**Do this**
Copy all lines in which the word "Principal" can be found.

**Listed records**
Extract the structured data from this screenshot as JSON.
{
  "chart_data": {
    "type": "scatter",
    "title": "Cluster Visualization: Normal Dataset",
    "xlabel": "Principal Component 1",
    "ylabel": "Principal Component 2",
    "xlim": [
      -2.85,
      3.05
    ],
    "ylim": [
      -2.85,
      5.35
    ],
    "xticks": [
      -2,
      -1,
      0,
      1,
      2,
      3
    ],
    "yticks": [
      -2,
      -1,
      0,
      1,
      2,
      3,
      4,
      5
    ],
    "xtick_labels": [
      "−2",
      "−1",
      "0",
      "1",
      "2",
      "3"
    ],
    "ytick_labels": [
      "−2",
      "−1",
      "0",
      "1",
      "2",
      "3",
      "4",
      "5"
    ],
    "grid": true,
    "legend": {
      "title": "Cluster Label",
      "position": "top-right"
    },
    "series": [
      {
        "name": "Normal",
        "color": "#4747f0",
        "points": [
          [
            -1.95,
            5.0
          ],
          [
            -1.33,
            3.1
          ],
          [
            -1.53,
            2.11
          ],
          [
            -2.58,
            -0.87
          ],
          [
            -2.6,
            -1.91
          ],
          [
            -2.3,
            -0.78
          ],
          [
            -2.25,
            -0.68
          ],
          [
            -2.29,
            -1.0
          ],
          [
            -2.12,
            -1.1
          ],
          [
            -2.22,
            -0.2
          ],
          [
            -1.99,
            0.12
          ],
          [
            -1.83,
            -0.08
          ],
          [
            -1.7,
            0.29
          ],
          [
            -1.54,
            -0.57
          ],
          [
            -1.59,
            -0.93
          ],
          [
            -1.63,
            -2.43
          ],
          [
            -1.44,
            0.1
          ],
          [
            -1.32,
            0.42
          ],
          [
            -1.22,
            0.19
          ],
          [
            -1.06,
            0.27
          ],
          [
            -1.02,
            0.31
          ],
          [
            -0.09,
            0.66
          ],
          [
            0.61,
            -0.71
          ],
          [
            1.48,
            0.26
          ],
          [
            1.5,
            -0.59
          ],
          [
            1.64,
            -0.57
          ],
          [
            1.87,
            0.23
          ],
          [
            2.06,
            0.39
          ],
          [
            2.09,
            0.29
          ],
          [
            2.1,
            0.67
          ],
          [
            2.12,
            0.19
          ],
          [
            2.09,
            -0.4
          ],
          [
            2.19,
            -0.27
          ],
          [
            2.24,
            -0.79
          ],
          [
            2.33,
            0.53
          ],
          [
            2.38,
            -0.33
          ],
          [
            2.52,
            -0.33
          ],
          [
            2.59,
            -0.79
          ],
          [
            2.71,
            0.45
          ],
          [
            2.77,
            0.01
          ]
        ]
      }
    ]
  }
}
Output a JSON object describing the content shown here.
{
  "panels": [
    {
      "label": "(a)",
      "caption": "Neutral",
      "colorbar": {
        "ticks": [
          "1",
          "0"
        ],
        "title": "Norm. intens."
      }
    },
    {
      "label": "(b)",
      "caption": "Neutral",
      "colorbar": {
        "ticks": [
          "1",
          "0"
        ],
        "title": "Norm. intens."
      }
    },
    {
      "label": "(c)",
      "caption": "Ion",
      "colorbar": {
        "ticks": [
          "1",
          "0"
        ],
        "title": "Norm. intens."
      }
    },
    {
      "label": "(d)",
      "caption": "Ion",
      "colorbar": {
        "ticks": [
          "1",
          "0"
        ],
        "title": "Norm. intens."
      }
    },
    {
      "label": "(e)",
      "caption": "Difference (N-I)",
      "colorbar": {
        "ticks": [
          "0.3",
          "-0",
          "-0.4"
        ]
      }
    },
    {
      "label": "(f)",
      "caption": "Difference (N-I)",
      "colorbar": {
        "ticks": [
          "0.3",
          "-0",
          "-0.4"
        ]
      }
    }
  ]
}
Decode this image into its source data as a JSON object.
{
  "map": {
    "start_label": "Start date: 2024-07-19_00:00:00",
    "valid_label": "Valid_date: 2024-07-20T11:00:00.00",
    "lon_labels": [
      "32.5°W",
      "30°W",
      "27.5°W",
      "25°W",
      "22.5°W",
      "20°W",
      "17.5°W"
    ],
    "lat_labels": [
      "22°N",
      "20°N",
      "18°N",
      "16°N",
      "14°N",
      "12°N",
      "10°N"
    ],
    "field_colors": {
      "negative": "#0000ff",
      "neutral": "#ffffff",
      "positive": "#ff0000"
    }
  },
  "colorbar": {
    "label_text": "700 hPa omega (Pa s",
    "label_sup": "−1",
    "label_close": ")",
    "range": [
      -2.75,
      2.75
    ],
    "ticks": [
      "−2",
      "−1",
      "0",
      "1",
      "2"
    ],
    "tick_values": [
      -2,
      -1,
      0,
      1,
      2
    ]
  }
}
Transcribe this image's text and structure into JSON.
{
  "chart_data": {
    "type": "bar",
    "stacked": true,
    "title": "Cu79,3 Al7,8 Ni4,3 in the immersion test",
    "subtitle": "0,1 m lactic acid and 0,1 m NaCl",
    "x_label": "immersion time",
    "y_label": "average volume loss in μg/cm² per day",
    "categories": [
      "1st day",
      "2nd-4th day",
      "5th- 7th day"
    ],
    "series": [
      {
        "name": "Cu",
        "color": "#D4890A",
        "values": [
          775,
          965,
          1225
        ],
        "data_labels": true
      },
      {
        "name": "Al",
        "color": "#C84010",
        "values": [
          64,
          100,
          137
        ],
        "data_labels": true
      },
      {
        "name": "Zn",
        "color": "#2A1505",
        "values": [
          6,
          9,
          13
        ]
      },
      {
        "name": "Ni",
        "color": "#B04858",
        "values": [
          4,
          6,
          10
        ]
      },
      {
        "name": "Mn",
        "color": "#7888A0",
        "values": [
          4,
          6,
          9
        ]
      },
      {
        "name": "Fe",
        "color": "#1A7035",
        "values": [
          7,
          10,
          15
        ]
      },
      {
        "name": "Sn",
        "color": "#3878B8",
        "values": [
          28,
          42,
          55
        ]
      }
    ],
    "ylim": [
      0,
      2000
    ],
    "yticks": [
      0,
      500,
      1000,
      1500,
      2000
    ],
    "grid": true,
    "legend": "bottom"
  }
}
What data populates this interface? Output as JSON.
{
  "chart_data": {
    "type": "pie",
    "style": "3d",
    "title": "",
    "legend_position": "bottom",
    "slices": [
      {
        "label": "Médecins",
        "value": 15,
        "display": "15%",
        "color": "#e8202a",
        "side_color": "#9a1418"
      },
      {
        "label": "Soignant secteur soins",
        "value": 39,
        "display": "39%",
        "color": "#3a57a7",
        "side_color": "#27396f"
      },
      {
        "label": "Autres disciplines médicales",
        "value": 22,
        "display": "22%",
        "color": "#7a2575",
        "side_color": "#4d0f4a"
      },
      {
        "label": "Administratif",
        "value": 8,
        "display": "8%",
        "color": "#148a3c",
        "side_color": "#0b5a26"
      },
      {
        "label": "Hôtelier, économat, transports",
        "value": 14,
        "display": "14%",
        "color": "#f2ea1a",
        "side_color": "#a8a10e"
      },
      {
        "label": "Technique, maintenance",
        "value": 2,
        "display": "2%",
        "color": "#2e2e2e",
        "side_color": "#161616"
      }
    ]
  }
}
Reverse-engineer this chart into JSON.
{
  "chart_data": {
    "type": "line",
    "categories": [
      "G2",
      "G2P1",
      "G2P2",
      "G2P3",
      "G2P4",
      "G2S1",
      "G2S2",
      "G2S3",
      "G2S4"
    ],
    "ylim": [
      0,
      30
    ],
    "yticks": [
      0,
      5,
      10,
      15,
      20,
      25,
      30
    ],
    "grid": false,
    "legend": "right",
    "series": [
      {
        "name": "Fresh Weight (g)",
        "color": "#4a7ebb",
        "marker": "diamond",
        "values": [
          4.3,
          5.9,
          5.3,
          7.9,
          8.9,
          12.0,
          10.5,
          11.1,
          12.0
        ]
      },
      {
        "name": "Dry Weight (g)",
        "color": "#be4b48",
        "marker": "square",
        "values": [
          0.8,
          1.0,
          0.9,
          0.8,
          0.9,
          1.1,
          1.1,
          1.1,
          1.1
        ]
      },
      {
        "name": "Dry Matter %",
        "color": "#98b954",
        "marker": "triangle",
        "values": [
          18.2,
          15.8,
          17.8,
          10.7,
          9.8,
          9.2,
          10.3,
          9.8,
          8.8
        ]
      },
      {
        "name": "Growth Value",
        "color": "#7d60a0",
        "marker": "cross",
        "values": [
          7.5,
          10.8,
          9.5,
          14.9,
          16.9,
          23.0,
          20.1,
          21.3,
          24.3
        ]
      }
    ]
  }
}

**Task result**
    "xlabel": "Principal Component 1",
    "ylabel": "Principal Component 2",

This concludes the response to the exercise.